The task
Reproduce all entries verbatim, with nothing added or dropped.

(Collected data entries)
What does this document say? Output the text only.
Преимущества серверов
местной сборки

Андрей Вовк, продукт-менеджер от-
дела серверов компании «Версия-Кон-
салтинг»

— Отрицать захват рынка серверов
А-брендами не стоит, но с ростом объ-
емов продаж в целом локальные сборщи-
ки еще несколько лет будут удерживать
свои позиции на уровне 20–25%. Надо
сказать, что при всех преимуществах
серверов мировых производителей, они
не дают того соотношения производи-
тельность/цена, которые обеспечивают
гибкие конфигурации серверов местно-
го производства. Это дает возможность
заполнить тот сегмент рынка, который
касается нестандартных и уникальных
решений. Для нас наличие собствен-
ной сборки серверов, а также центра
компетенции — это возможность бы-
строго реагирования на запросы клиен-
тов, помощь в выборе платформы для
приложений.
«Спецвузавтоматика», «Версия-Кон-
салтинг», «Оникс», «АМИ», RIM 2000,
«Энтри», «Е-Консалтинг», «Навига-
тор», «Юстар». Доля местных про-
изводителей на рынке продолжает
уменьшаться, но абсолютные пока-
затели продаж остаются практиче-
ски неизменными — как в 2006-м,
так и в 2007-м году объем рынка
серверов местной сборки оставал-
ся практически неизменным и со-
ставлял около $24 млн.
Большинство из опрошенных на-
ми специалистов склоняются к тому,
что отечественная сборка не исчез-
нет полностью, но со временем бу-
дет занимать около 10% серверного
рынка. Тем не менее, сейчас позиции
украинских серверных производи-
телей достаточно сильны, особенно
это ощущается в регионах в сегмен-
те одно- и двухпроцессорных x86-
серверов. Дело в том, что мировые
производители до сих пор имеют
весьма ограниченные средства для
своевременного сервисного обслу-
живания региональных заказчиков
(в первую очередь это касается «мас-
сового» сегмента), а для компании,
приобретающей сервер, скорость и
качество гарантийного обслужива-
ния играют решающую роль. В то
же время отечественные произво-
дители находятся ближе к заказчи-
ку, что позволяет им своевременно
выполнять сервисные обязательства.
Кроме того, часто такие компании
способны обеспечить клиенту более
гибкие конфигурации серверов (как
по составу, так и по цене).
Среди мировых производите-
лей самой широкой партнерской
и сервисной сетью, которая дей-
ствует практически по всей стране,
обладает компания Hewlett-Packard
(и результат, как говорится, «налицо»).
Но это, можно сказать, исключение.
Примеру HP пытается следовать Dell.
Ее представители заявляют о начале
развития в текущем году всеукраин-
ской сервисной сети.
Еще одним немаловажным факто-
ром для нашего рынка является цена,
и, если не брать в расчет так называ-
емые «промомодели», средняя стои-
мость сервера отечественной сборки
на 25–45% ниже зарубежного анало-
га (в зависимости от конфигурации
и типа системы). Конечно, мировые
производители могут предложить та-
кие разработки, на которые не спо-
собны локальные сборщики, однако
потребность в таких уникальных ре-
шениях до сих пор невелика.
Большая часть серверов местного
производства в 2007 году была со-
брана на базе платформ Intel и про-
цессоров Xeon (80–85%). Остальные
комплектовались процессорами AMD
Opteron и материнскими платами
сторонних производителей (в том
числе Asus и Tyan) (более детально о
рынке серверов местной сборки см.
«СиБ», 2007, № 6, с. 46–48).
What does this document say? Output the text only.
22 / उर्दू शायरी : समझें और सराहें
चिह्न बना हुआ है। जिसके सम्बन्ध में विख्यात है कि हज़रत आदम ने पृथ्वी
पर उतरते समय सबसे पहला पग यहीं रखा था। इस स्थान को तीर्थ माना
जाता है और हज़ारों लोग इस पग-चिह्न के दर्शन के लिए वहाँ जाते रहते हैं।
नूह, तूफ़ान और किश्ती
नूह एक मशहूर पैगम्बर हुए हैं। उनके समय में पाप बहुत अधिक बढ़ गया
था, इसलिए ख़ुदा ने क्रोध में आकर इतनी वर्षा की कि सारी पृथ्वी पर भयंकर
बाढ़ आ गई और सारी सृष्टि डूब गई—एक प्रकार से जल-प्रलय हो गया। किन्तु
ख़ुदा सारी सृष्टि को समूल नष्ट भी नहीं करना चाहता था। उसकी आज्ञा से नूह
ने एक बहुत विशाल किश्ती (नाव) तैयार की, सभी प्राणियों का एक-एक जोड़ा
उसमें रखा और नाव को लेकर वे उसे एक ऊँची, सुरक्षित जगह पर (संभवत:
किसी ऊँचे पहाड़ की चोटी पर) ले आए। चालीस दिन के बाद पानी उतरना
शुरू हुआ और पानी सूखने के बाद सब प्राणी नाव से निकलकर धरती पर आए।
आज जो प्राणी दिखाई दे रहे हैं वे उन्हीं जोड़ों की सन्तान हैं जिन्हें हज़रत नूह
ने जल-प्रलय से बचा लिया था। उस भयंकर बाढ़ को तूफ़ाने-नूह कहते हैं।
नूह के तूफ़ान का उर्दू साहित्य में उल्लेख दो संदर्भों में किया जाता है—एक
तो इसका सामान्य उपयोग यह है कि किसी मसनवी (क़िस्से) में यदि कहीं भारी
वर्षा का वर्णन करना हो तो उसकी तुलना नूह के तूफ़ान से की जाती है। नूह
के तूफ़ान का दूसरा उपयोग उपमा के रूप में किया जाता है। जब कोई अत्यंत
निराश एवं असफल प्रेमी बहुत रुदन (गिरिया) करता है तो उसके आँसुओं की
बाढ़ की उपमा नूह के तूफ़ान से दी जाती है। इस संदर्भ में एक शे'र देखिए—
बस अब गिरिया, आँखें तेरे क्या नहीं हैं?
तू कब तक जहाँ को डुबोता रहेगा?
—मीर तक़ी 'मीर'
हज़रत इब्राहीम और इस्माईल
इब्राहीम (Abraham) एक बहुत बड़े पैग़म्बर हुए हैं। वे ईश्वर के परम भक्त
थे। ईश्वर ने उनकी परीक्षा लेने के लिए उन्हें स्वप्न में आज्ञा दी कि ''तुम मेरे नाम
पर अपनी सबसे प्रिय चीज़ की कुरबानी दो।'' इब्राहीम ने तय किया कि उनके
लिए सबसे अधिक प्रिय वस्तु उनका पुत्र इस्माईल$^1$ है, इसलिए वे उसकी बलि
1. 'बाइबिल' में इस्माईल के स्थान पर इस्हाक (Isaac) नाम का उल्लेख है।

Expected answer
What does this document say? Output the text only.
Преимущества серверов
местной сборки

Андрей Вовк, продукт-менеджер от-
дела серверов компании «Версия-Кон-
салтинг»

— Отрицать захват рынка серверов
А-брендами не стоит, но с ростом объ-
емов продаж в целом локальные сборщи-
ки еще несколько лет будут удерживать
свои позиции на уровне 20–25%. Надо
сказать, что при всех преимуществах
серверов мировых производителей, они
не дают того соотношения производи-
тельность/цена, которые обеспечивают
гибкие конфигурации серверов местно-
го производства. Это дает возможность
заполнить тот сегмент рынка, который
касается нестандартных и уникальных
решений. Для нас наличие собствен-
ной сборки серверов, а также центра
компетенции — это возможность бы-
строго реагирования на запросы клиен-
тов, помощь в выборе платформы для
приложений.
«Спецвузавтоматика», «Версия-Кон-
салтинг», «Оникс», «АМИ», RIM 2000,
«Энтри», «Е-Консалтинг», «Навига-
тор», «Юстар». Доля местных про-
изводителей на рынке продолжает
уменьшаться, но абсолютные пока-
затели продаж остаются практиче-
ски неизменными — как в 2006-м,
так и в 2007-м году объем рынка
серверов местной сборки оставал-
ся практически неизменным и со-
ставлял около $24 млн.
Большинство из опрошенных на-
ми специалистов склоняются к тому,
что отечественная сборка не исчез-
нет полностью, но со временем бу-
дет занимать около 10% серверного
рынка. Тем не менее, сейчас позиции
украинских серверных производи-
телей достаточно сильны, особенно
это ощущается в регионах в сегмен-
те одно- и двухпроцессорных x86-
серверов. Дело в том, что мировые
производители до сих пор имеют
весьма ограниченные средства для
своевременного сервисного обслу-
живания региональных заказчиков
(в первую очередь это касается «мас-
сового» сегмента), а для компании,
приобретающей сервер, скорость и
качество гарантийного обслужива-
ния играют решающую роль. В то
же время отечественные произво-
дители находятся ближе к заказчи-
ку, что позволяет им своевременно
выполнять сервисные обязательства.
Кроме того, часто такие компании
способны обеспечить клиенту более
гибкие конфигурации серверов (как
по составу, так и по цене).
Среди мировых производите-
лей самой широкой партнерской
и сервисной сетью, которая дей-
ствует практически по всей стране,
обладает компания Hewlett-Packard
(и результат, как говорится, «налицо»).
Но это, можно сказать, исключение.
Примеру HP пытается следовать Dell.
Ее представители заявляют о начале
развития в текущем году всеукраин-
ской сервисной сети.
Еще одним немаловажным факто-
ром для нашего рынка является цена,
и, если не брать в расчет так называ-
емые «промомодели», средняя стои-
мость сервера отечественной сборки
на 25–45% ниже зарубежного анало-
га (в зависимости от конфигурации
и типа системы). Конечно, мировые
производители могут предложить та-
кие разработки, на которые не спо-
собны локальные сборщики, однако
потребность в таких уникальных ре-
шениях до сих пор невелика.
Большая часть серверов местного
производства в 2007 году была со-
брана на базе платформ Intel и про-
цессоров Xeon (80–85%). Остальные
комплектовались процессорами AMD
Opteron и материнскими платами
сторонних производителей (в том
числе Asus и Tyan) (более детально о
рынке серверов местной сборки см.
«СиБ», 2007, № 6, с. 46–48).
What does this document say? Output the text only.
22 / उर्दू शायरी : समझें और सराहें
चिह्न बना हुआ है। जिसके सम्बन्ध में विख्यात है कि हज़रत आदम ने पृथ्वी
पर उतरते समय सबसे पहला पग यहीं रखा था। इस स्थान को तीर्थ माना
जाता है और हज़ारों लोग इस पग-चिह्न के दर्शन के लिए वहाँ जाते रहते हैं।
नूह, तूफ़ान और किश्ती
नूह एक मशहूर पैगम्बर हुए हैं। उनके समय में पाप बहुत अधिक बढ़ गया
था, इसलिए ख़ुदा ने क्रोध में आकर इतनी वर्षा की कि सारी पृथ्वी पर भयंकर
बाढ़ आ गई और सारी सृष्टि डूब गई—एक प्रकार से जल-प्रलय हो गया। किन्तु
ख़ुदा सारी सृष्टि को समूल नष्ट भी नहीं करना चाहता था। उसकी आज्ञा से नूह
ने एक बहुत विशाल किश्ती (नाव) तैयार की, सभी प्राणियों का एक-एक जोड़ा
उसमें रखा और नाव को लेकर वे उसे एक ऊँची, सुरक्षित जगह पर (संभवत:
किसी ऊँचे पहाड़ की चोटी पर) ले आए। चालीस दिन के बाद पानी उतरना
शुरू हुआ और पानी सूखने के बाद सब प्राणी नाव से निकलकर धरती पर आए।
आज जो प्राणी दिखाई दे रहे हैं वे उन्हीं जोड़ों की सन्तान हैं जिन्हें हज़रत नूह
ने जल-प्रलय से बचा लिया था। उस भयंकर बाढ़ को तूफ़ाने-नूह कहते हैं।
नूह के तूफ़ान का उर्दू साहित्य में उल्लेख दो संदर्भों में किया जाता है—एक
तो इसका सामान्य उपयोग यह है कि किसी मसनवी (क़िस्से) में यदि कहीं भारी
वर्षा का वर्णन करना हो तो उसकी तुलना नूह के तूफ़ान से की जाती है। नूह
के तूफ़ान का दूसरा उपयोग उपमा के रूप में किया जाता है। जब कोई अत्यंत
निराश एवं असफल प्रेमी बहुत रुदन (गिरिया) करता है तो उसके आँसुओं की
बाढ़ की उपमा नूह के तूफ़ान से दी जाती है। इस संदर्भ में एक शे'र देखिए—
बस अब गिरिया, आँखें तेरे क्या नहीं हैं?
तू कब तक जहाँ को डुबोता रहेगा?
—मीर तक़ी 'मीर'
हज़रत इब्राहीम और इस्माईल
इब्राहीम (Abraham) एक बहुत बड़े पैग़म्बर हुए हैं। वे ईश्वर के परम भक्त
थे। ईश्वर ने उनकी परीक्षा लेने के लिए उन्हें स्वप्न में आज्ञा दी कि ''तुम मेरे नाम
पर अपनी सबसे प्रिय चीज़ की कुरबानी दो।'' इब्राहीम ने तय किया कि उनके
लिए सबसे अधिक प्रिय वस्तु उनका पुत्र इस्माईल$^1$ है, इसलिए वे उसकी बलि
1. 'बाइबिल' में इस्माईल के स्थान पर इस्हाक (Isaac) नाम का उल्लेख है।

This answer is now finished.